### Exercise requirements:
Leave out the pictures and repeat everything else in the records exactly.

### Listed entries:
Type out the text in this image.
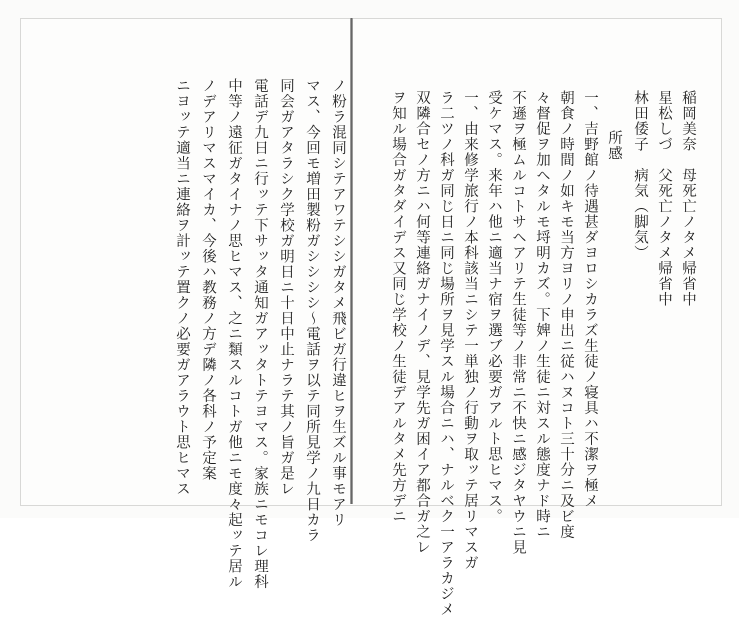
稲岡美奈　母死亡ノタメ帰省中
星松しづ　父死亡ノタメ帰省中
林田倭子　病気（脚気）
所感
一、吉野館ノ待遇甚ダヨロシカラズ生徒ノ寝具ハ不潔ヲ極メ
朝食ノ時間ノ如キモ当方ヨリノ申出ニ従ハヌコト三十分ニ及ビ度
々督促ヲ加ヘタルモ埒明カズ。下婢ノ生徒ニ対スル態度ナド時ニ
不遜ヲ極ムルコトサヘアリテ生徒等ノ非常ニ不快ニ感ジタヤウニ見
受ケマス。来年ハ他ニ適当ナ宿ヲ選ブ必要ガアルト思ヒマス。
一、由来修学旅行ノ本科該当ニシテ一単独ノ行動ヲ取ッテ居リマスガ
ラ二ツノ科ガ同じ日ニ同じ場所ヲ見学スル場合ニハ、ナルベク一アラカジメ
双隣合セノ方ニハ何等連絡ガナイノデ、見学先ガ困イア都合ガ之レ
ヲ知ル場合ガタダイデス又同じ学校ノ生徒デアルタメ先方デニ
ノ粉ラ混同シテアワテシシガタメ飛ビガ行違ヒヲ生ズル事モアリ
マス、今回モ増田製粉ガシシシシ〜電話ヲ以テ同所見学ノ九日カラ
同会ガアタラシク学校ガ明日ニ十日中止ナラテ其ノ旨ガ是レ
電話デ九日ニ行ッテ下サッタ通知ガアッタトテヨマス。家族ニモコレ理科
中等ノ遠征ガタイナノ思ヒマス、之ニ類スルコトガ他ニモ度々起ッテ居ル
ノデアリマスマイカ、今後ハ教務ノ方デ隣ノ各科ノ予定案
ニヨッテ適当ニ連絡ヲ計ッテ置クノ必要ガアラウト思ヒマス
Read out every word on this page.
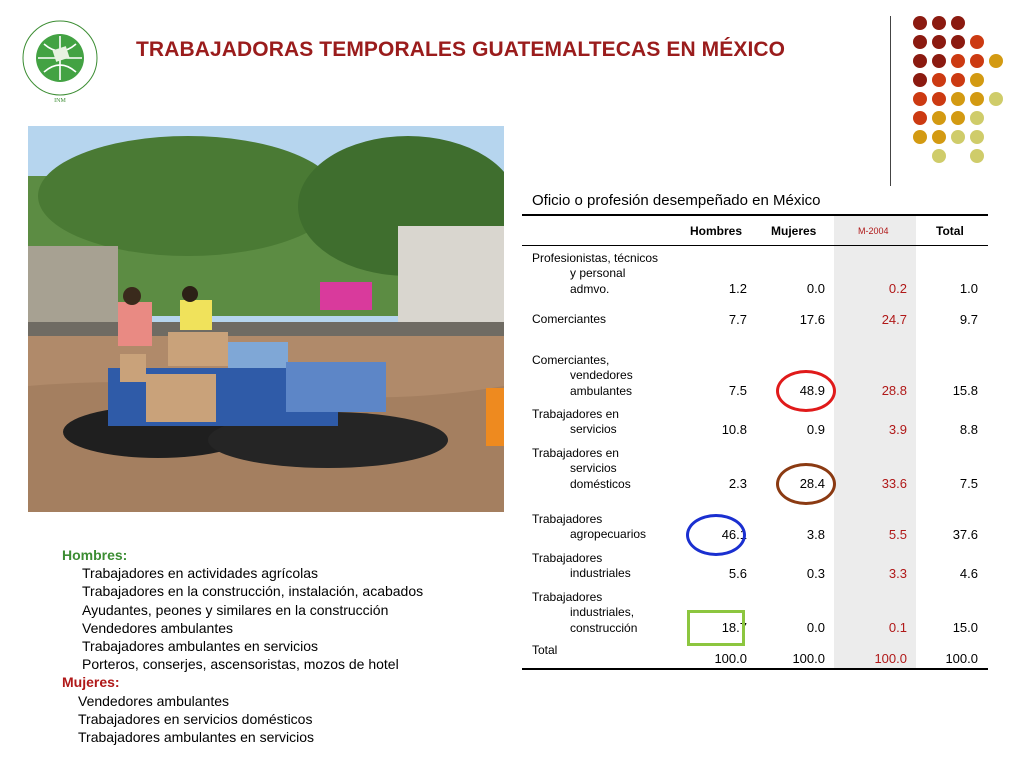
INM
TRABAJADORAS TEMPORALES GUATEMALTECAS EN MÉXICO
Hombres:
Trabajadores en actividades agrícolas
Trabajadores en la construcción, instalación, acabados
Ayudantes, peones y similares en la construcción
Vendedores ambulantes
Trabajadores ambulantes en servicios
Porteros, conserjes, ascensoristas, mozos de hotel
Mujeres:
Vendedores ambulantes
Trabajadores en servicios domésticos
Trabajadores ambulantes en servicios
Oficio o profesión desempeñado en México
Hombres Mujeres	M-2004	Total
Profesionistas, técnicos
y personal
admvo.	1.2	0.0	0.2	1.0
Comerciantes	7.7	17.6	24.7	9.7
Comerciantes,
vendedores
ambulantes	7.5	48.9	28.8	15.8
Trabajadores en
servicios	10.8	0.9	3.9	8.8
Trabajadores en
servicios
domésticos	2.3	28.4	33.6	7.5
Trabajadores
agropecuarios	46.1	3.8	5.5	37.6
Trabajadores
industriales	5.6	0.3	3.3	4.6
Trabajadores
industriales,
construcción	18.7	0.0	0.1	15.0
Total
100.0	100.0	100.0	100.0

### Exercise answer:
Type out the text in this image.
稲岡美奈　母死亡ノタメ帰省中
星松しづ　父死亡ノタメ帰省中
林田倭子　病気（脚気）
所感
一、吉野館ノ待遇甚ダヨロシカラズ生徒ノ寝具ハ不潔ヲ極メ
朝食ノ時間ノ如キモ当方ヨリノ申出ニ従ハヌコト三十分ニ及ビ度
々督促ヲ加ヘタルモ埒明カズ。下婢ノ生徒ニ対スル態度ナド時ニ
不遜ヲ極ムルコトサヘアリテ生徒等ノ非常ニ不快ニ感ジタヤウニ見
受ケマス。来年ハ他ニ適当ナ宿ヲ選ブ必要ガアルト思ヒマス。
一、由来修学旅行ノ本科該当ニシテ一単独ノ行動ヲ取ッテ居リマスガ
ラ二ツノ科ガ同じ日ニ同じ場所ヲ見学スル場合ニハ、ナルベク一アラカジメ
双隣合セノ方ニハ何等連絡ガナイノデ、見学先ガ困イア都合ガ之レ
ヲ知ル場合ガタダイデス又同じ学校ノ生徒デアルタメ先方デニ
ノ粉ラ混同シテアワテシシガタメ飛ビガ行違ヒヲ生ズル事モアリ
マス、今回モ増田製粉ガシシシシ〜電話ヲ以テ同所見学ノ九日カラ
同会ガアタラシク学校ガ明日ニ十日中止ナラテ其ノ旨ガ是レ
電話デ九日ニ行ッテ下サッタ通知ガアッタトテヨマス。家族ニモコレ理科
中等ノ遠征ガタイナノ思ヒマス、之ニ類スルコトガ他ニモ度々起ッテ居ル
ノデアリマスマイカ、今後ハ教務ノ方デ隣ノ各科ノ予定案
ニヨッテ適当ニ連絡ヲ計ッテ置クノ必要ガアラウト思ヒマス
Read out every word on this page.
INM
TRABAJADORAS TEMPORALES GUATEMALTECAS EN MÉXICO
Hombres:
Trabajadores en actividades agrícolas
Trabajadores en la construcción, instalación, acabados
Ayudantes, peones y similares en la construcción
Vendedores ambulantes
Trabajadores ambulantes en servicios
Porteros, conserjes, ascensoristas, mozos de hotel
Mujeres:
Vendedores ambulantes
Trabajadores en servicios domésticos
Trabajadores ambulantes en servicios
Oficio o profesión desempeñado en México
Hombres Mujeres	M-2004	Total
Profesionistas, técnicos
y personal
admvo.	1.2	0.0	0.2	1.0
Comerciantes	7.7	17.6	24.7	9.7
Comerciantes,
vendedores
ambulantes	7.5	48.9	28.8	15.8
Trabajadores en
servicios	10.8	0.9	3.9	8.8
Trabajadores en
servicios
domésticos	2.3	28.4	33.6	7.5
Trabajadores
agropecuarios	46.1	3.8	5.5	37.6
Trabajadores
industriales	5.6	0.3	3.3	4.6
Trabajadores
industriales,
construcción	18.7	0.0	0.1	15.0
Total
100.0	100.0	100.0	100.0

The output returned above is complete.